Consegne:
**A)** Nel brano sul castello di S. Martino, che cosa bisognava usare nel XVI secolo per superare il fossato?
**B)** Le affermazioni (i), (ii) e (iii) concordano con il brano sul castello di S. Martino? Per ciascuna rispondi sì o no e riporta tra virgolette le parole del brano che lo stabiliscono. (i) La fonte della descrizione cinquecentesca è andata perduta. (ii) È stato possibile esaminare le fasi di sviluppo nell'orditura strutturale del palazzo. (iii) I documenti cassinesi danno notizia diretta dell'esistenza di un castello.
**C)** Prosegui il brano sul castello di S. Martino dopo l'ultima frase riportata.

Brano del testo:
☆ ☆ ☆ ☆ ☆
Nel XVI secolo, come si evince da una
descrizione di cui si è persa la fonte, ma fortunatamente riportata dal
Masciotta, era difeso ancora da un fossato per superare il quale ci si doveva
servire di un ponte levatoio.
La particolare frammentazione della
proprietà all’interno del poderoso volume non ci ha permesso di esaminare se
all’interno dell’orditura strutturale ancora sia possibile individuare le fasi
del suo sviluppo, tuttavia, seguendo la logica secondo cui i palazzi baronali
(o ducali che dir si voglia) pur avendo i caratteri di recenti trasformazioni,
nascono in sovrapposizione a precedenti strutture difensive, anche per il
castello di S. Martino possiamo ritenere che il luogo del palazzo corrisponda a
quello del nucleo fortificato più antico, perlomeno di epoca normanna.
Dell’esistenza di un castello, o
comunque di un sistema adatto alla difesa dell’abitato, abbiamo notizia
indiretta da una serie di documenti cassinesi.
☆ ☆ ☆ ☆ ☆
Dati forniti:
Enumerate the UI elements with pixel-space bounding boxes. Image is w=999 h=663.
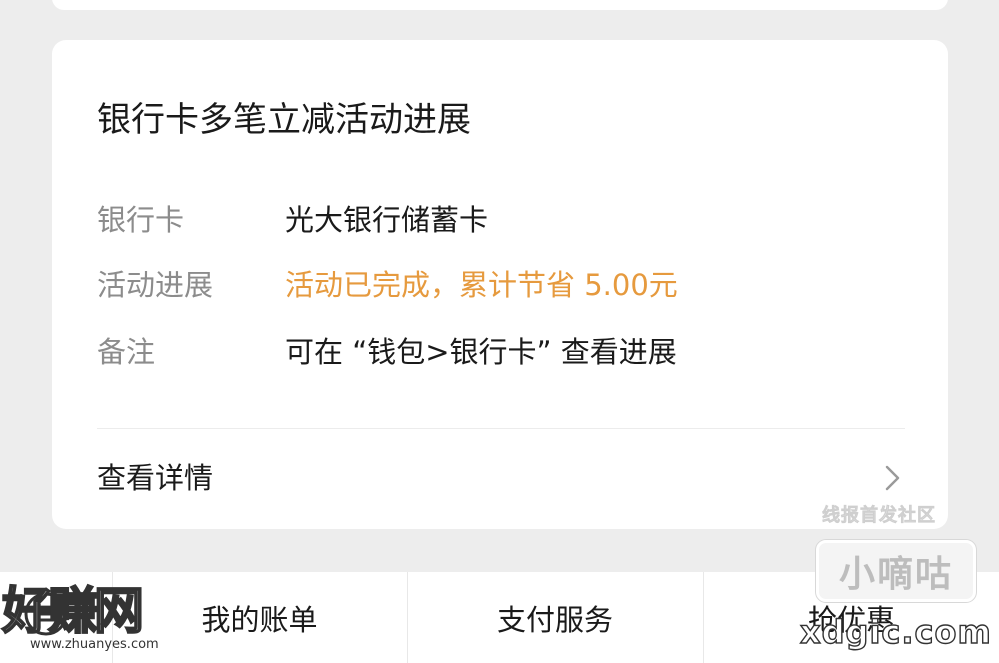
☆ ☆ ☆ ☆ ☆
Risposte alle consegne:
**A)** Un ponte levatoio.

**B)**
(i) Sì: «di cui si è persa la fonte».
(ii) No: «non ci ha permesso di esaminare».
(iii) No: «abbiamo notizia indiretta da una serie di documenti cassinesi».

**C)**
Il primo è un atto riportato nel Registro
di Pietro Diacono (L. IV, cap. 59) con il quale Girardo, abate di Montecassino,
nell’anno 1115, concede una indennità per il vestiario necessario anche per le
cerimonie dei monaci che vivevano in quei monasteri dipendenti da Montecassino
situati nel territori della contea di Termoli. Tali beni che erano appartenuti
al milite Oldiberto ed erano stati donati a Montecassino dal conte Roberto: Ego Giradus Dei gratia Cassinensis
monasterii Abbas …. Concessi etiam ecclesiam S. Nicolai, quae est in castro S.
Martini, cum omnibus, quae ad eam pertinent, cum hominibus, et terris, et
universis rebus mobilibus, et immobilibus, sesque moventibus.
Un privilegio di Innocenzo II confermò
quei beni a Montecassino nell’anno 1137. Tra essi anche ecclesiam S. Nicolai prope portam castri Martini in Pesulo
che chiarisce che la citata chiesa di S. Nicola sia quella situata nel castro
di S. Marino in Pensilis.
Anche in questo caso a noi interessa il
riferimento all’esistenza di un nucleo fortificato munito di una porta pubblica
accanto alla quale era edificata la chiesa di S. Nicola.
L’appartenenza di beni immobili di S.
Martino alla badia cassinese deriva da una precedente donazione di Roberto
conte di Loritello in occasione della sua permanenza a Montecassino nell’anno
1113.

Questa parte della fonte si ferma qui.